(Data records)

* * * * * * * * *

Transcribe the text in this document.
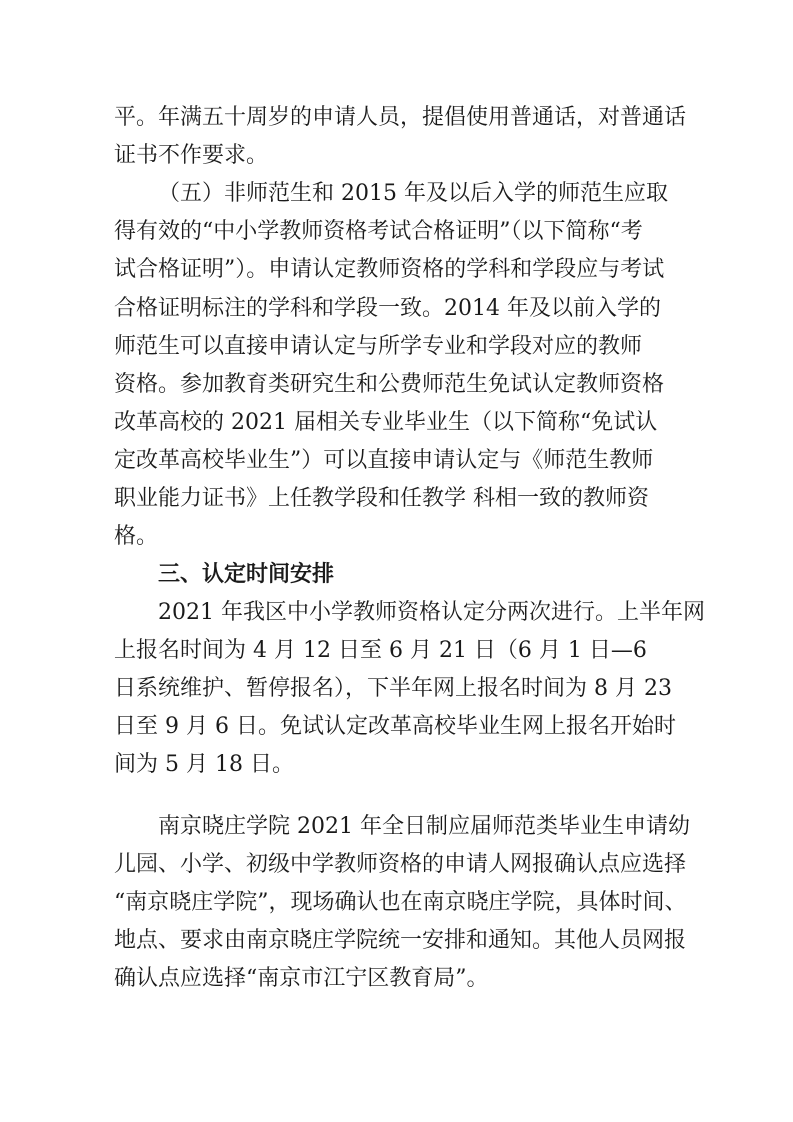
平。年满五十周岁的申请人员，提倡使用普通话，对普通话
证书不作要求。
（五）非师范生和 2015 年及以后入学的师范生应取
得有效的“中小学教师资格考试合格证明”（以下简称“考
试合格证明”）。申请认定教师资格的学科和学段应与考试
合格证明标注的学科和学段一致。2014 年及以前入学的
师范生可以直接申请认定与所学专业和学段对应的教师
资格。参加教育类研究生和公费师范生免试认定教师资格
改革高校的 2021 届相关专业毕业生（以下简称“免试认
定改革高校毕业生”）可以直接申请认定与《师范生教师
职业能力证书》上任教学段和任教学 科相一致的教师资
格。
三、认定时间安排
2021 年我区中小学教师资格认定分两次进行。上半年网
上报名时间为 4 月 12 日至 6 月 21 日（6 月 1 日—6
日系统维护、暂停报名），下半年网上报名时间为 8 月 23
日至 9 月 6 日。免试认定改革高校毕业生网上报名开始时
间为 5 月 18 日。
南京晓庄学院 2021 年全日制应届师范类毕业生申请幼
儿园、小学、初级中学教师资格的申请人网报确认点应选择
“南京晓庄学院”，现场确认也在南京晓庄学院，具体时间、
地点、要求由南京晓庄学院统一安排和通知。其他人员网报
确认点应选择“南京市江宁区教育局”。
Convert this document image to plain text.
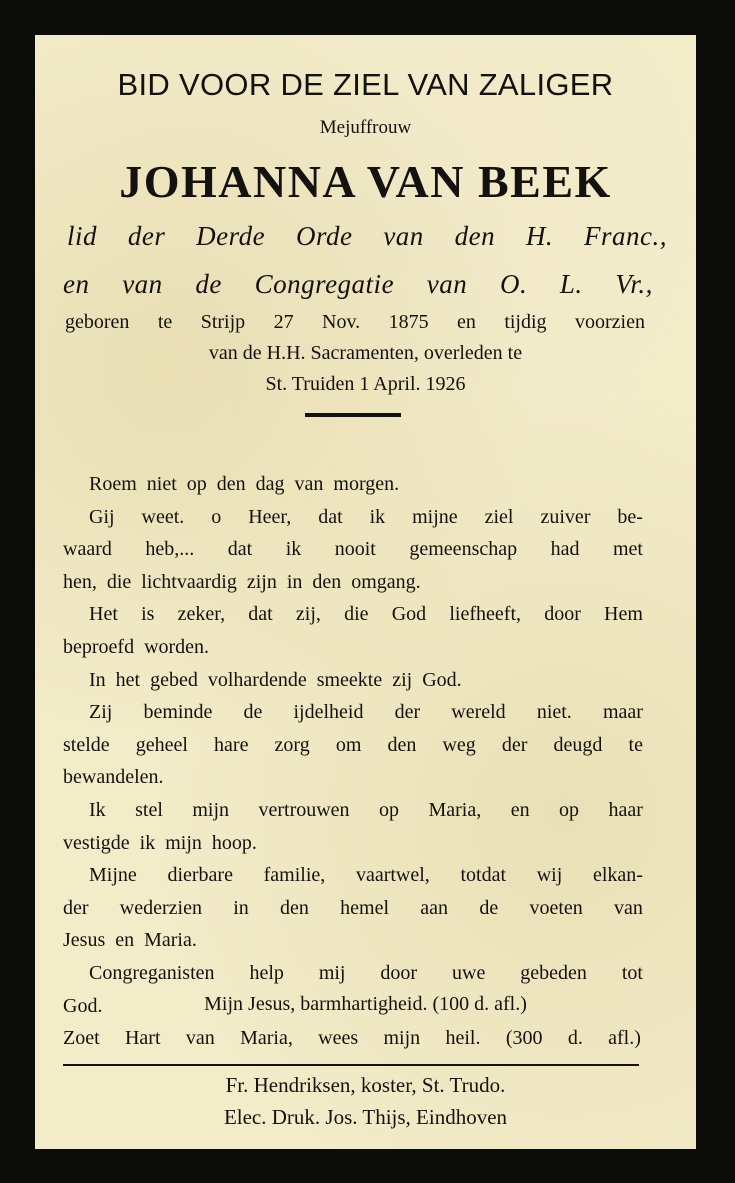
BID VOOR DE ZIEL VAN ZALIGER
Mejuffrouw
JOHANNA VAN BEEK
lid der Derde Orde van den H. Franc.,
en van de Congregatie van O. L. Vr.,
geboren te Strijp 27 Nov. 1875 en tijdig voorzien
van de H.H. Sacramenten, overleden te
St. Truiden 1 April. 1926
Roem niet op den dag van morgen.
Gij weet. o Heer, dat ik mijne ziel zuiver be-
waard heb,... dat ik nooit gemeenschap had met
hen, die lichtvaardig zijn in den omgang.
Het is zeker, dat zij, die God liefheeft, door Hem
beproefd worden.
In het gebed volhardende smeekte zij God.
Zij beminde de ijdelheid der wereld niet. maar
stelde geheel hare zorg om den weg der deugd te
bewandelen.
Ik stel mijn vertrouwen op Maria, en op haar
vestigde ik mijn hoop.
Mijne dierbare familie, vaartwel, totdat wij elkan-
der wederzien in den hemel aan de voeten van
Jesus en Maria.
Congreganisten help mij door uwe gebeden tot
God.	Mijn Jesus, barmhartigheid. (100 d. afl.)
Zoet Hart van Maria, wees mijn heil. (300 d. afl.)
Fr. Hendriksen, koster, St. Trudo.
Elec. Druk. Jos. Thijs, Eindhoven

* * * * * * * * *

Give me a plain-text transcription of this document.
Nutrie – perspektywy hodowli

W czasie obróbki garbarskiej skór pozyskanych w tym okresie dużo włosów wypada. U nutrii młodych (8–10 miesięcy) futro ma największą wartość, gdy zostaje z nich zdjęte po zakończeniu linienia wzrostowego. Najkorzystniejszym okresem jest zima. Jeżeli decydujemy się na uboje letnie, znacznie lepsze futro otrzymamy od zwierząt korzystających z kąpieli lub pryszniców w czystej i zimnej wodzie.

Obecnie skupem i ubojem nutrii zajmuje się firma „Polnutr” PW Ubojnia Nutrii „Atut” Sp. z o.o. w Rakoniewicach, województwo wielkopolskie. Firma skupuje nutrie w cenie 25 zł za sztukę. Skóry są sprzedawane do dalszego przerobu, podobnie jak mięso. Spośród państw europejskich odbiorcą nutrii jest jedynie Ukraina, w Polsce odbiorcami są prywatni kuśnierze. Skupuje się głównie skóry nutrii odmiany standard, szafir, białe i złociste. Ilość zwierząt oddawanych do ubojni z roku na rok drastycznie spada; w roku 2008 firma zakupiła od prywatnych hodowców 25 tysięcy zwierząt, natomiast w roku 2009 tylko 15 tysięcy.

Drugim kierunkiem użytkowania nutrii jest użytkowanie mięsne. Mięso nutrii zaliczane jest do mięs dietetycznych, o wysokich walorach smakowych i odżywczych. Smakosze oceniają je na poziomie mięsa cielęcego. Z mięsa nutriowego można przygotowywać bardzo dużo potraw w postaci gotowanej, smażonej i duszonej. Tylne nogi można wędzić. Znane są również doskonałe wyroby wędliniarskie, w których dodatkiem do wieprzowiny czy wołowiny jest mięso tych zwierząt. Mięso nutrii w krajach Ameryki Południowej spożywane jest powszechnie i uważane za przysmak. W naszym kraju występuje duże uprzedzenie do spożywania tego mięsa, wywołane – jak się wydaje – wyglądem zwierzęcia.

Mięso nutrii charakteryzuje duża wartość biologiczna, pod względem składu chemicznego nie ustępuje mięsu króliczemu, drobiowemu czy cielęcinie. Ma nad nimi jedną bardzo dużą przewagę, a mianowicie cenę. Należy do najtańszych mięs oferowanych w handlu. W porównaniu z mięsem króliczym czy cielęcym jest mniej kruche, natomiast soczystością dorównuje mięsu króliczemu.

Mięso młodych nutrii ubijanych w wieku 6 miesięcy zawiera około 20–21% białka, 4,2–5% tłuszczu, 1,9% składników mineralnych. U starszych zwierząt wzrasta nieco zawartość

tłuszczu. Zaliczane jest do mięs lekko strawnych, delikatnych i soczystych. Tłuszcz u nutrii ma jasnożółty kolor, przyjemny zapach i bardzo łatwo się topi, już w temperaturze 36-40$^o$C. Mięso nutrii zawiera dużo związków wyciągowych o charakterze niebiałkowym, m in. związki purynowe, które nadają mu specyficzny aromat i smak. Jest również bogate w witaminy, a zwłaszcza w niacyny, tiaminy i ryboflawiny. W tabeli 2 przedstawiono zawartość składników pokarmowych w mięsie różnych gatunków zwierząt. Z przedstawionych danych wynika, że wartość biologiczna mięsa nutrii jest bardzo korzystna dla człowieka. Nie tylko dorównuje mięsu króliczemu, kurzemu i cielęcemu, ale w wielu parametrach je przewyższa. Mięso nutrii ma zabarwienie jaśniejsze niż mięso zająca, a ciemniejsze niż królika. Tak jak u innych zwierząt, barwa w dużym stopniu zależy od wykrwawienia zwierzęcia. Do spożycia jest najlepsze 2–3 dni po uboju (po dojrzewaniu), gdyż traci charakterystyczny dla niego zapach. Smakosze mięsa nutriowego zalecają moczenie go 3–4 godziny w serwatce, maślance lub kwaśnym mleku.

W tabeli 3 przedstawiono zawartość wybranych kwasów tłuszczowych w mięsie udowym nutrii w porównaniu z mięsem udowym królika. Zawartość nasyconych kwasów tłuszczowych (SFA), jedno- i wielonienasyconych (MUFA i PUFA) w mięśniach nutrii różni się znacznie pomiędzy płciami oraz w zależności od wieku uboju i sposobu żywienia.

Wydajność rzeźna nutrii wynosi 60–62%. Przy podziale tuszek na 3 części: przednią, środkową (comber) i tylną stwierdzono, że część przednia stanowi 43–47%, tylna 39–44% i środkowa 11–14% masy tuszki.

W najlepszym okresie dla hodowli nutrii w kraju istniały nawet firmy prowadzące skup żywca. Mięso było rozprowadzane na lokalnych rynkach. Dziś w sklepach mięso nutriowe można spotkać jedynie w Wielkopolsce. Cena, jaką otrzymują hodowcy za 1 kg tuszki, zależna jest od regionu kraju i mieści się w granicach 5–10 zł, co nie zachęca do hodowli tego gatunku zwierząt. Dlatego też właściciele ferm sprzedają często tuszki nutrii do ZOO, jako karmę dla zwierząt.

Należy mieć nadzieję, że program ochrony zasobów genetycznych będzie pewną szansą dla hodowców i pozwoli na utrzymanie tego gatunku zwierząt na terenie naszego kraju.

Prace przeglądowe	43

* * * * * * * * *

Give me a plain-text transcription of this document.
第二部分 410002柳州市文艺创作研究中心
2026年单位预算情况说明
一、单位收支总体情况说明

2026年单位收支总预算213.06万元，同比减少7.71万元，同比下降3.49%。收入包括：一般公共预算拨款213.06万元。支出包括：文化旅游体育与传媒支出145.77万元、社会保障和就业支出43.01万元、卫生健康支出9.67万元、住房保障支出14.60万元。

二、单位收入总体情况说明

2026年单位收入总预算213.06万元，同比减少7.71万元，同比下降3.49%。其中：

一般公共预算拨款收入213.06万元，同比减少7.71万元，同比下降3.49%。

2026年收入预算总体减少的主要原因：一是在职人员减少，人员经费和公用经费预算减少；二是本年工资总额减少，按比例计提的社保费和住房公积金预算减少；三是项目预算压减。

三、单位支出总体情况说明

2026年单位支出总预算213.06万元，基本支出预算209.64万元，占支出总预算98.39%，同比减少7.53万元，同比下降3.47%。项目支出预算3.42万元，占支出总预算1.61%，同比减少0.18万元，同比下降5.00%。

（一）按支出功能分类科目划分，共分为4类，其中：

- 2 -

* * * * * * * * *

## Task directions
Where a line of the records above holds the word "niet", copy that line.

## Task answer
Roem niet op den dag van morgen.
Zij beminde de ijdelheid der wereld niet. maar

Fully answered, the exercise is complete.